§ **Exercise details**: Your task is to copy every record exactly.

________________

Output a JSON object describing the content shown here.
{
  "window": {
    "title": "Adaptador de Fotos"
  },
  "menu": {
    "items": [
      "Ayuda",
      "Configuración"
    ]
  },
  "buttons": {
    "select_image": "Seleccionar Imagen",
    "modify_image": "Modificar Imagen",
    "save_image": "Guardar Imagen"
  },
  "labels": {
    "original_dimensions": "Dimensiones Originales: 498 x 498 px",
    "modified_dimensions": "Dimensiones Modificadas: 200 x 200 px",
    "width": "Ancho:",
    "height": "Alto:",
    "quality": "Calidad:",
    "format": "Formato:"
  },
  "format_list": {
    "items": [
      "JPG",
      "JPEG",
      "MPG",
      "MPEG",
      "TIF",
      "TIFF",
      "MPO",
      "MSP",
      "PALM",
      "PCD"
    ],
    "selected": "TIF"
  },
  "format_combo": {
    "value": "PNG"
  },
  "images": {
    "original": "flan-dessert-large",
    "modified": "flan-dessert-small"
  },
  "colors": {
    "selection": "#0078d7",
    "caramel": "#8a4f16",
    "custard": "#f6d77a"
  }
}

________________

§ **Written solution**:
Output a JSON object describing the content shown here.
{
  "window": {
    "title": "Adaptador de Fotos"
  },
  "menu": {
    "items": [
      "Ayuda",
      "Configuración"
    ]
  },
  "buttons": {
    "select_image": "Seleccionar Imagen",
    "modify_image": "Modificar Imagen",
    "save_image": "Guardar Imagen"
  },
  "labels": {
    "original_dimensions": "Dimensiones Originales: 498 x 498 px",
    "modified_dimensions": "Dimensiones Modificadas: 200 x 200 px",
    "width": "Ancho:",
    "height": "Alto:",
    "quality": "Calidad:",
    "format": "Formato:"
  },
  "format_list": {
    "items": [
      "JPG",
      "JPEG",
      "MPG",
      "MPEG",
      "TIF",
      "TIFF",
      "MPO",
      "MSP",
      "PALM",
      "PCD"
    ],
    "selected": "TIF"
  },
  "format_combo": {
    "value": "PNG"
  },
  "images": {
    "original": "flan-dessert-large",
    "modified": "flan-dessert-small"
  },
  "colors": {
    "selection": "#0078d7",
    "caramel": "#8a4f16",
    "custard": "#f6d77a"
  }
}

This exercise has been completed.